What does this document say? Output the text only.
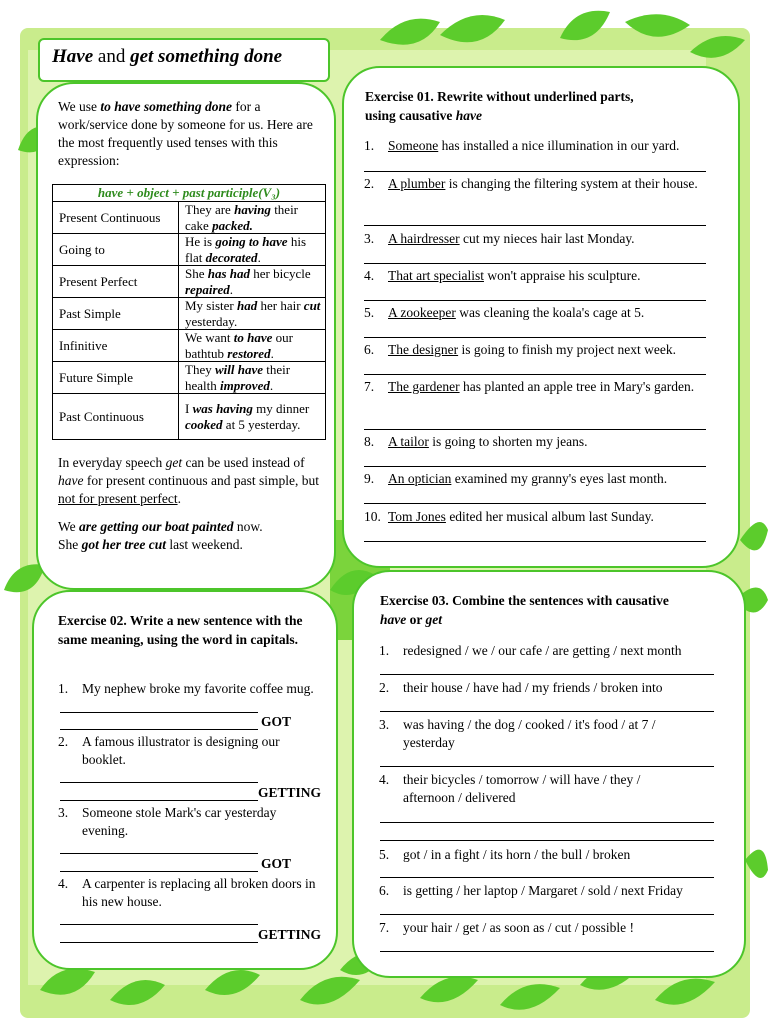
Have and get something done
We use to have something done for a work/service done by someone for us. Here are the most frequently used tenses with this expression:
have + object + past participle(V₃)	
Present Continuous	They are having their cake packed.
Going to	He is going to have his flat decorated.
Present Perfect	She has had her bicycle repaired.
Past Simple	My sister had her hair cut yesterday.
Infinitive	We want to have our bathtub restored.
Future Simple	They will have their health improved.
Past Continuous	I was having my dinner cooked at 5 yesterday.
In everyday speech get can be used instead of have for present continuous and past simple, but not for present perfect.
We are getting our boat painted now.
She got her tree cut last weekend.
Exercise 01. Rewrite without underlined parts,
using causative have
1. Someone has installed a nice illumination in our yard.
2. A plumber is changing the filtering system at their house.
3. A hairdresser cut my nieces hair last Monday.
4. That art specialist won't appraise his sculpture.
5. A zookeeper was cleaning the koala's cage at 5.
6. The designer is going to finish my project next week.
7. The gardener has planted an apple tree in Mary's garden.
8. A tailor is going to shorten my jeans.
9. An optician examined my granny's eyes last month.
10. Tom Jones edited her musical album last Sunday.
Exercise 02. Write a new sentence with the same meaning, using the word in capitals.
1. My nephew broke my favorite coffee mug.
GOT
2. A famous illustrator is designing our booklet.
GETTING
3. Someone stole Mark's car yesterday evening.
GOT
4. A carpenter is replacing all broken doors in his new house.
GETTING
Exercise 03. Combine the sentences with causative
have or get
1. redesigned / we / our cafe / are getting / next month
2. their house / have had / my friends / broken into
3. was having / the dog / cooked / it's food / at 7 / yesterday
4. their bicycles / tomorrow / will have / they / afternoon / delivered
5. got / in a fight / its horn / the bull / broken
6. is getting / her laptop / Margaret / sold / next Friday
7. your hair / get / as soon as / cut / possible !
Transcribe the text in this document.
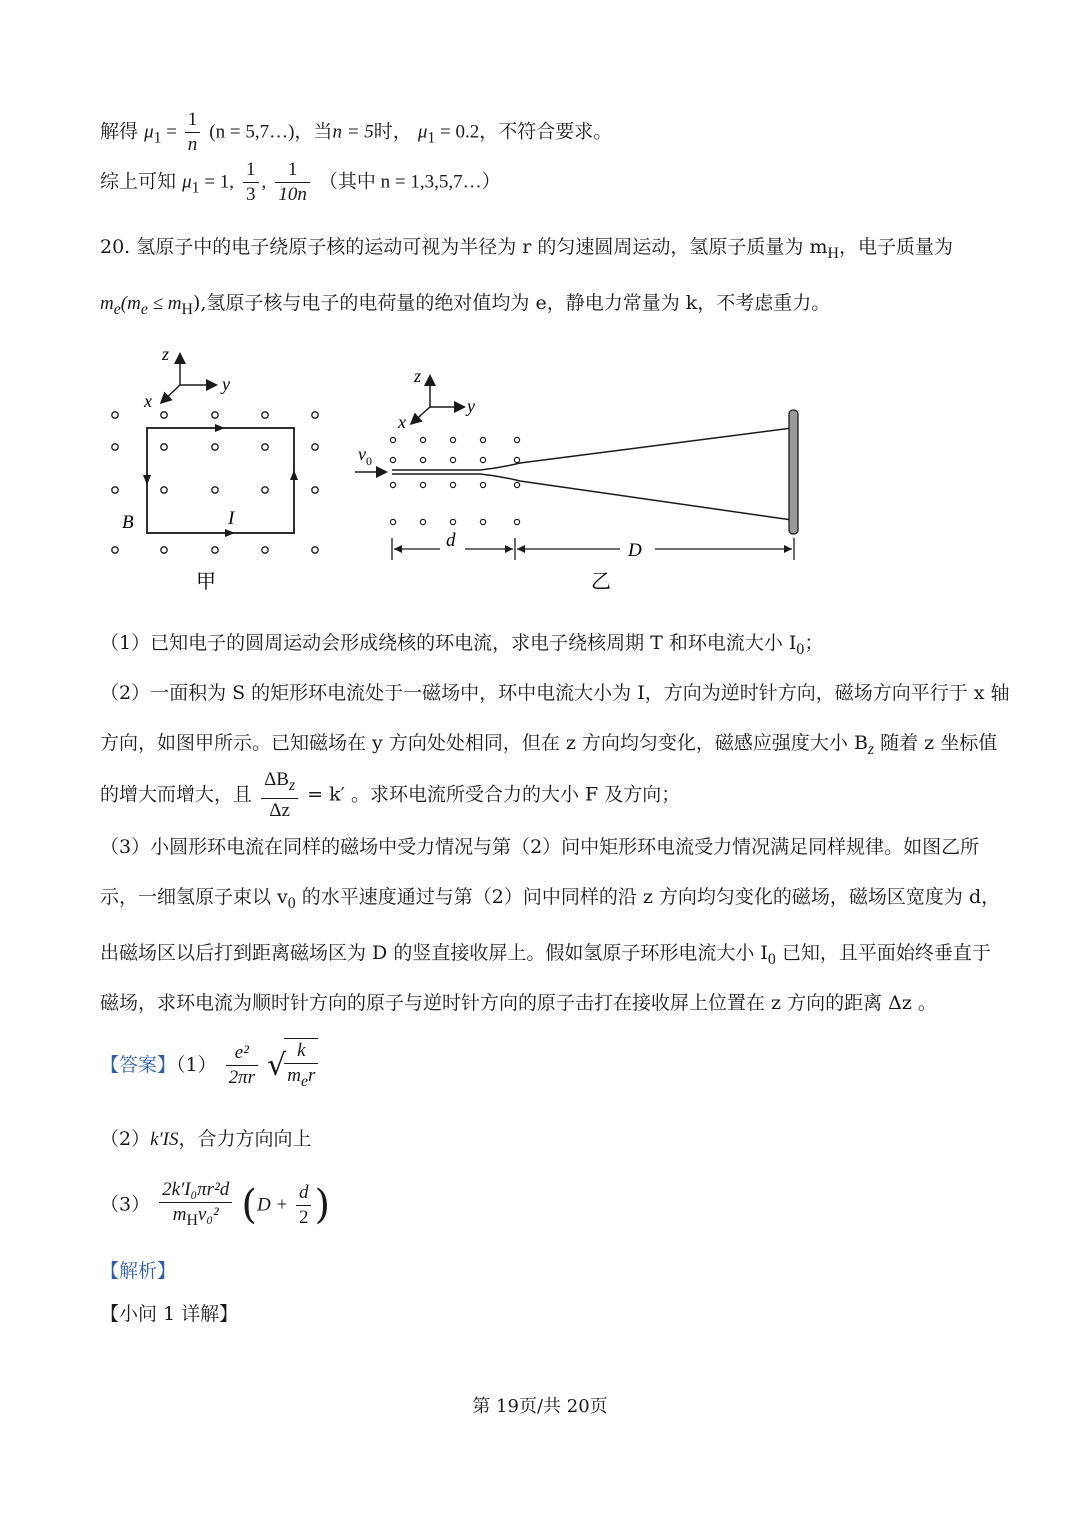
解得 $\mu_1 = \frac{1}{n} (n$ = 5,7…)，当n = 5时， $\mu_1 = 0.2$，不符合要求。
综上可知 $\mu_1 = 1$, $\frac{1}{3}$ , $\frac{1}{10n}$ （其中 n = 1,3,5,7…）
20. 氢原子中的电子绕原子核的运动可视为半径为 r 的匀速圆周运动，氢原子质量为 $m_H$，电子质量为
$m_e(m_e \le m_H)$,氢原子核与电子的电荷量的绝对值均为 e，静电力常量为 k，不考虑重力。
z
y
x
B	I
甲
z
y
x
$v_0$
d	D
乙
（1）已知电子的圆周运动会形成绕核的环电流，求电子绕核周期 T 和环电流大小 $I_0$；
（2）一面积为 S 的矩形环电流处于一磁场中，环中电流大小为 I，方向为逆时针方向，磁场方向平行于 x 轴
方向，如图甲所示。已知磁场在 y 方向处处相同，但在 z 方向均匀变化，磁感应强度大小 $B_z$ 随着 z 坐标值
的增大而增大，且 $\frac{\Delta B_z}{\Delta z} = k'$ 。求环电流所受合力的大小 F 及方向；
（3）小圆形环电流在同样的磁场中受力情况与第（2）问中矩形环电流受力情况满足同样规律。如图乙所
示，一细氢原子束以 $v_0$ 的水平速度通过与第（2）问中同样的沿 z 方向均匀变化的磁场，磁场区宽度为 d，
出磁场区以后打到距离磁场区为 D 的竖直接收屏上。假如氢原子环形电流大小 $I_0$ 已知，且平面始终垂直于
磁场，求环电流为顺时针方向的原子与逆时针方向的原子击打在接收屏上位置在 z 方向的距离 Δz 。
【答案】$(1) \frac{\text{e²}}{2\pi r}$ √
$\frac{k}{m_er}$
（2）k′IS，合力方向向上
$(3) \frac{\text{2k′I₀πr²d}}{m_Hv_0^2} (D + \frac{d}{2}$ )
【解析】
【小问 1 详解】
第 19页/共 20页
----
Goal: From the listing above, return each line with the word "will".

Solution to this problem:
Future Simple	They will have their health improved.
4. their bicycles / tomorrow / will have / they / afternoon / delivered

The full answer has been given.